Exercise task:
Retype each record below word for word. Leave the pictures out.

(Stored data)
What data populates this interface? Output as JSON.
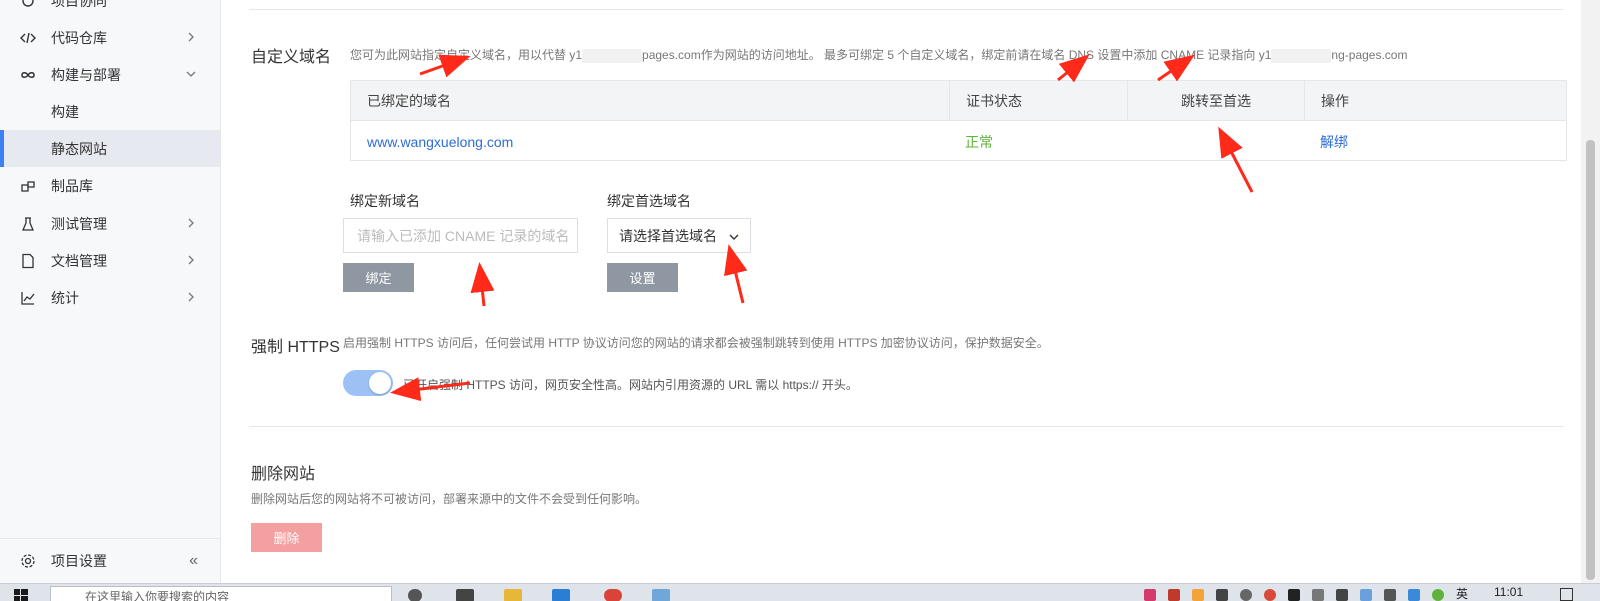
{
  "sidebar": {
    "items": [
      {
        "label": "项目协同",
        "icon": "collab-icon",
        "has_chevron": false
      },
      {
        "label": "代码仓库",
        "icon": "code-icon",
        "has_chevron": true
      },
      {
        "label": "构建与部署",
        "icon": "infinity-icon",
        "has_chevron": true,
        "expanded": true
      },
      {
        "label": "构建",
        "sub": true
      },
      {
        "label": "静态网站",
        "sub": true,
        "active": true
      },
      {
        "label": "制品库",
        "icon": "package-icon",
        "has_chevron": false
      },
      {
        "label": "测试管理",
        "icon": "flask-icon",
        "has_chevron": true
      },
      {
        "label": "文档管理",
        "icon": "document-icon",
        "has_chevron": true
      },
      {
        "label": "统计",
        "icon": "chart-icon",
        "has_chevron": true
      }
    ],
    "settings_label": "项目设置",
    "collapse_glyph": "«"
  },
  "custom_domain": {
    "title": "自定义域名",
    "desc_part1": "您可为此网站指定自定义域名，用以代替 y1",
    "desc_part2": "pages.com作为网站的访问地址。 最多可绑定 5 个自定义域名，绑定前请在域名 DNS 设置中添加 CNAME 记录指向 y1",
    "desc_part3": "ng-pages.com",
    "table": {
      "headers": [
        "已绑定的域名",
        "证书状态",
        "跳转至首选",
        "操作"
      ],
      "rows": [
        {
          "domain": "www.wangxuelong.com",
          "cert_status": "正常",
          "redirect": "",
          "action": "解绑"
        }
      ]
    },
    "bind_new_label": "绑定新域名",
    "bind_new_placeholder": "请输入已添加 CNAME 记录的域名",
    "bind_button": "绑定",
    "preferred_label": "绑定首选域名",
    "preferred_select": "请选择首选域名",
    "set_button": "设置"
  },
  "https": {
    "title": "强制 HTTPS",
    "desc": "启用强制 HTTPS 访问后，任何尝试用 HTTP 协议访问您的网站的请求都会被强制跳转到使用 HTTPS 加密协议访问，保护数据安全。",
    "toggle_on": true,
    "toggle_text": "已开启强制 HTTPS 访问，网页安全性高。网站内引用资源的 URL 需以 https:// 开头。"
  },
  "delete_site": {
    "title": "删除网站",
    "desc": "删除网站后您的网站将不可被访问，部署来源中的文件不会受到任何影响。",
    "button": "删除"
  },
  "taskbar": {
    "search_placeholder": "在这里输入你要搜索的内容",
    "time": "11:01",
    "ime_label": "英"
  },
  "colors": {
    "accent": "#3d7ff5",
    "link": "#2e6cd9",
    "success": "#5fb23a",
    "danger_button": "#f5a0a0",
    "annotation_arrow": "#ff2a1a"
  }
}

Correct response:
What data populates this interface? Output as JSON.
{
  "sidebar": {
    "items": [
      {
        "label": "项目协同",
        "icon": "collab-icon",
        "has_chevron": false
      },
      {
        "label": "代码仓库",
        "icon": "code-icon",
        "has_chevron": true
      },
      {
        "label": "构建与部署",
        "icon": "infinity-icon",
        "has_chevron": true,
        "expanded": true
      },
      {
        "label": "构建",
        "sub": true
      },
      {
        "label": "静态网站",
        "sub": true,
        "active": true
      },
      {
        "label": "制品库",
        "icon": "package-icon",
        "has_chevron": false
      },
      {
        "label": "测试管理",
        "icon": "flask-icon",
        "has_chevron": true
      },
      {
        "label": "文档管理",
        "icon": "document-icon",
        "has_chevron": true
      },
      {
        "label": "统计",
        "icon": "chart-icon",
        "has_chevron": true
      }
    ],
    "settings_label": "项目设置",
    "collapse_glyph": "«"
  },
  "custom_domain": {
    "title": "自定义域名",
    "desc_part1": "您可为此网站指定自定义域名，用以代替 y1",
    "desc_part2": "pages.com作为网站的访问地址。 最多可绑定 5 个自定义域名，绑定前请在域名 DNS 设置中添加 CNAME 记录指向 y1",
    "desc_part3": "ng-pages.com",
    "table": {
      "headers": [
        "已绑定的域名",
        "证书状态",
        "跳转至首选",
        "操作"
      ],
      "rows": [
        {
          "domain": "www.wangxuelong.com",
          "cert_status": "正常",
          "redirect": "",
          "action": "解绑"
        }
      ]
    },
    "bind_new_label": "绑定新域名",
    "bind_new_placeholder": "请输入已添加 CNAME 记录的域名",
    "bind_button": "绑定",
    "preferred_label": "绑定首选域名",
    "preferred_select": "请选择首选域名",
    "set_button": "设置"
  },
  "https": {
    "title": "强制 HTTPS",
    "desc": "启用强制 HTTPS 访问后，任何尝试用 HTTP 协议访问您的网站的请求都会被强制跳转到使用 HTTPS 加密协议访问，保护数据安全。",
    "toggle_on": true,
    "toggle_text": "已开启强制 HTTPS 访问，网页安全性高。网站内引用资源的 URL 需以 https:// 开头。"
  },
  "delete_site": {
    "title": "删除网站",
    "desc": "删除网站后您的网站将不可被访问，部署来源中的文件不会受到任何影响。",
    "button": "删除"
  },
  "taskbar": {
    "search_placeholder": "在这里输入你要搜索的内容",
    "time": "11:01",
    "ime_label": "英"
  },
  "colors": {
    "accent": "#3d7ff5",
    "link": "#2e6cd9",
    "success": "#5fb23a",
    "danger_button": "#f5a0a0",
    "annotation_arrow": "#ff2a1a"
  }
}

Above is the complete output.